Logo used from 1991 to 1997

- 14 January – The American sitcom The Fresh Prince of Bel-Air airs in the UK for the first time, making its debut on BBC2 as part of the DEF II programming strand.
- 18 January – BBC2 airs a special edition of Arena in which playwright Arthur Miller meets ANC leader Nelson Mandela. In the film, Mandela talks for the first time about his life and experiences from a personal standpoint.
- 12 February – A year after the release of Nelson Mandela from prison, BBC2 airs an edition of its Assignment documentary strand in which journalist Donald Woods returns to South Africa to give his personal assessment of that country's future.
- 15 February – The BBC2 'TWO' ident appears for the final time after nearly five years in use.
- 16 February – BBC1 and BBC2 receive new idents, both generated from laserdisc and featuring the BBC corporate logo introduced in 1988. BBC1 features a numeral '1' encased in a globe and BBC2 features eleven idents based around a numeral '2'.
- 18 June – BBC2 airs the concluding episode of David Lynch's offbeat drama, Twin Peaks.
- 20 June – An edition of BBC2's The Late Show is the final programme to be broadcast from the BBC's Lime Grove Studios.
- 30 July – British debut of the Australian series for pre-schoolers Johnson and Friends on BBC2.
- 26 August – BBC2 airs a day of programmes paying tribute to the Lime Grove Studios which includes a remake of the 1950s soap opera The Grove Family featuring stars from the present day.
- 17 September – The comedy series Bottom, starring Rik Mayall and Adrian Edmondson, makes its debut on BBC2.
- 20 September – BBC2 begins a rerun of Gerry Anderson's 1960s series Thunderbirds. The classic show proves to be popular, leading to a shortage of Tracy Island toys in stores during the run up to Christmas 1991, something that prompts the children's series, Blue Peter to show viewers and their parents how to make their own Tracy Island model. An instruction sheet produced by the programme receives more than 100,000 requests.
- 21 December – BBC2 airs A Perfect Christmas, featuring the best of Christmas programming from the BBC archives. Shows include festive episodes of The Flower Pot Men, Dr. Finlay's Casebook and the 1986 Christmas Day episodes of EastEnders.
- 28 December – BBC2 airs Hail! Hail! Rock 'n' Roll, Taylor Hackford's acclaimed documentary celebrating Chuck Berry's 60th birthday with footage of two concerts from 1986.

===1992===
- 4 January – BBC2 airs Freddie Mercury: a Tribute, a special programme introduced by Elton John that celebrates the life and work of Freddie Mercury who died in November 1991.

|---|

_PROBLEMS TO SOLVE:_
**a.** Can you give the part of the BBC2 timeline that opens with the words containing "- 16 February" and closes with "the present day.", swapping "Lime Grove Studios" for "Lime Grove site"?
**b.** How would you sum up the BBC2 timeline in two sentences?
**c.** Could you continue the BBC2 timeline from its last entry?
The data are unrelated to the BBC2 timeline.

_DATA PROVIDED:_
|---|

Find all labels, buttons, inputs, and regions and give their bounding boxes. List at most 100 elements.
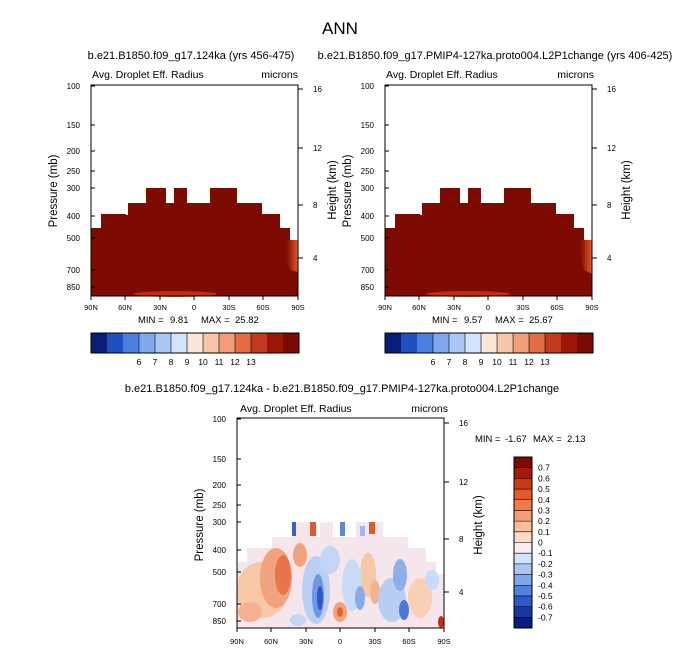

|---|

_TASK-BY-TASK ANSWERS:_
**a.**
- 16 February – BBC1 and BBC2 receive new idents, both generated from laserdisc and featuring the BBC corporate logo introduced in 1988. BBC1 features a numeral '1' encased in a globe and BBC2 features eleven idents based around a numeral '2'.
- 18 June – BBC2 airs the concluding episode of David Lynch's offbeat drama, Twin Peaks.
- 20 June – An edition of BBC2's The Late Show is the final programme to be broadcast from the BBC's Lime Grove site.
- 30 July – British debut of the Australian series for pre-schoolers Johnson and Friends on BBC2.
- 26 August – BBC2 airs a day of programmes paying tribute to the Lime Grove site which includes a remake of the 1950s soap opera The Grove Family featuring stars from the present day.

**b.** In 1991 BBC2 gave UK debuts to The Fresh Prince of Bel-Air, Johnson and Friends and Bottom, and it aired programmes such as an Arena edition in which Arthur Miller meets Nelson Mandela. That year BBC1 and BBC2 also received new laserdisc idents, Lime Grove Studios saw its final broadcast, and a Thunderbirds rerun proved so popular that Tracy Island toys ran short before Christmas.

**c.**
- 21 January – BBC Select launches overnight on BBC1 and BBC2 as a subscription service showing specialist programmes for professionals including businessmen, lawyers, teachers and nurses. The service ends in 1995.
- 20 April – The Freddie Mercury Tribute Concert for AIDS Awareness, an open-air concert in tribute to the late Freddie Mercury, is held at London's Wembley Stadium. The concert airs on BBC2 in the UK and is televised worldwide.
- 31 August – BBC2 spends the evening in TV Hell.
- 8 October – BBC2 airs the first edition of Later... with Jools Holland. Artists and groups that featured are The Neville Brothers, The Christians, Nu Colours and D'Influence.
- 12 November – The first episode of Absolutely Fabulous, a sitcom written by and starring Jennifer Saunders, airs on BBC2. The series also features Joanna Lumley, Julia Sawalha, Jane Horrocks and June Whitfield. Subsequent series would air on BBC1.
- 28 December – As part of a theme night devoted to (rival) broadcaster Granada Television, BBC2 airs the first new edition of University Challenge in five years. The programme returns for a full series two years later, presented by Jeremy Paxman.
- 30 December – BBC2 airs Unplugged – Eric Clapton, in which Eric Clapton plays acoustic versions of some of his tracks.

===1993===
- 20 January – BBC2 airs live coverage of the inauguration of Bill Clinton as the 42nd President of the United States.
- 15 February – BBC2 airs Oprah Winfrey's interview with singer Michael Jackson.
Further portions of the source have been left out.